▶ _Exercise aim_
Within the material below, find each line bearing the word "Trưng" and present it.

[Dataset items]
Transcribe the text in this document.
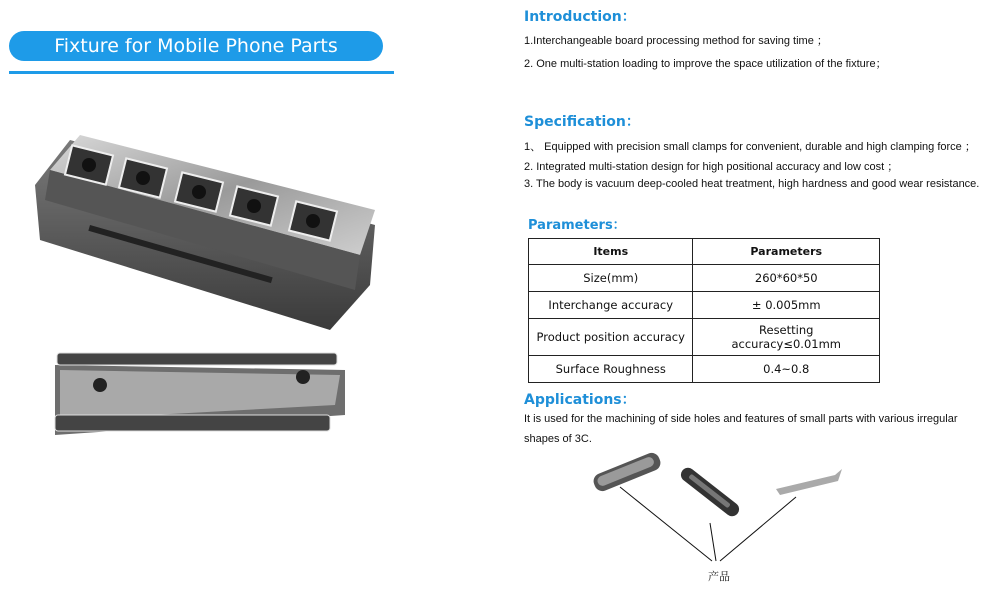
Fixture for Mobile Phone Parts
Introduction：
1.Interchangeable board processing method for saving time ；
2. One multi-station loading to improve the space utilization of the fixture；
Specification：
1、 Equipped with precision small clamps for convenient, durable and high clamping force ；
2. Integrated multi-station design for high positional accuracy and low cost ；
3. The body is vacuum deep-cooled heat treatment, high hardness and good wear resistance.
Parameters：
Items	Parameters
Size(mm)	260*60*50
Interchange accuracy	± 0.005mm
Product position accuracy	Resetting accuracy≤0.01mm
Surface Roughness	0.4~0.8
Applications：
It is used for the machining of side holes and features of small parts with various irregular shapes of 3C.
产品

---

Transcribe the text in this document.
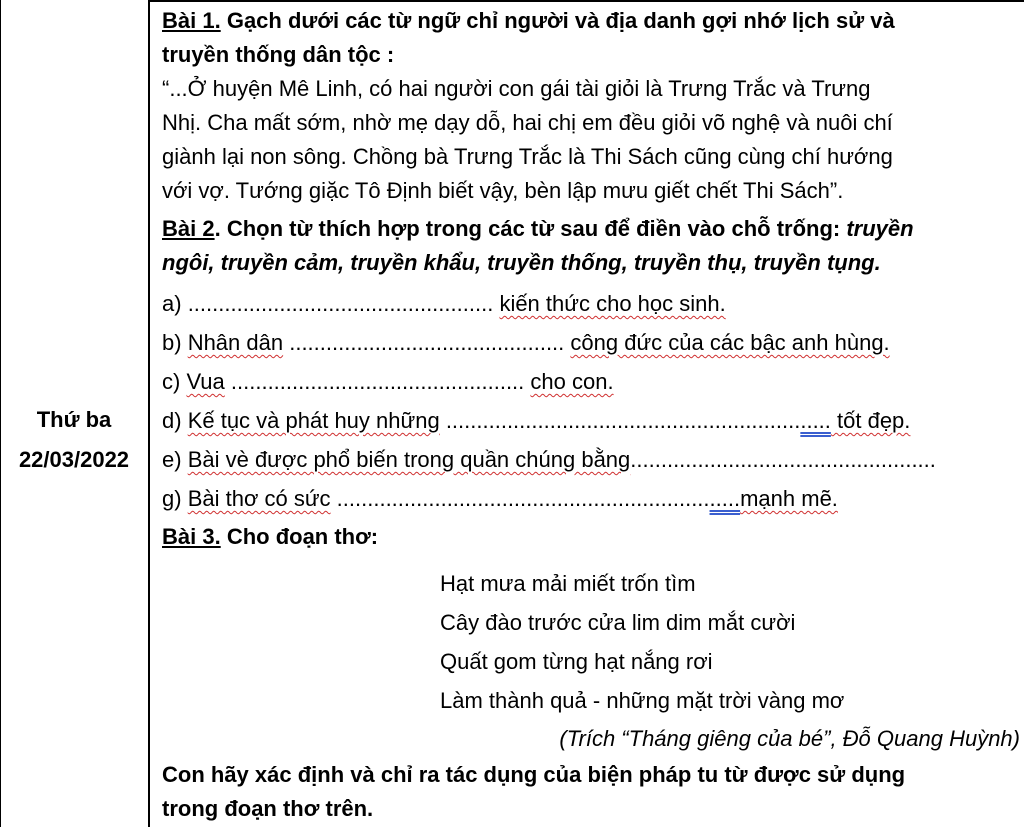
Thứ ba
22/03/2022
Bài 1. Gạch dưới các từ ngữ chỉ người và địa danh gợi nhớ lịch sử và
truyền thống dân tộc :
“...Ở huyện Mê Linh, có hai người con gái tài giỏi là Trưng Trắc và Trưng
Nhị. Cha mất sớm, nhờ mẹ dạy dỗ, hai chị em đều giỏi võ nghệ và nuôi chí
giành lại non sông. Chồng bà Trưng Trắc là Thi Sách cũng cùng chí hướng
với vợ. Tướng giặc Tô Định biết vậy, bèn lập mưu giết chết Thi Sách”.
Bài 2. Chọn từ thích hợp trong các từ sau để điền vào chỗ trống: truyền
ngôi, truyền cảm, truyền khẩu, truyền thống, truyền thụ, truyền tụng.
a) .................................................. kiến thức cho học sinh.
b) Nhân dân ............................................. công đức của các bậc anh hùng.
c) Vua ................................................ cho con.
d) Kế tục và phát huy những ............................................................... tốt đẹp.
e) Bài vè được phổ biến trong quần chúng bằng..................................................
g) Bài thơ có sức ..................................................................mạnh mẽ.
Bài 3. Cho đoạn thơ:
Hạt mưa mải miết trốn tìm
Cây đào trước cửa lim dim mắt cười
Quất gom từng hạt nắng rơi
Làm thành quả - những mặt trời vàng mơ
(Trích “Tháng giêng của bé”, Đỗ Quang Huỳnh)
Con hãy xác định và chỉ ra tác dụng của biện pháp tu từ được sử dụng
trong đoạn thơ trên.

▶ _Solution_
“...Ở huyện Mê Linh, có hai người con gái tài giỏi là Trưng Trắc và Trưng
giành lại non sông. Chồng bà Trưng Trắc là Thi Sách cũng cùng chí hướng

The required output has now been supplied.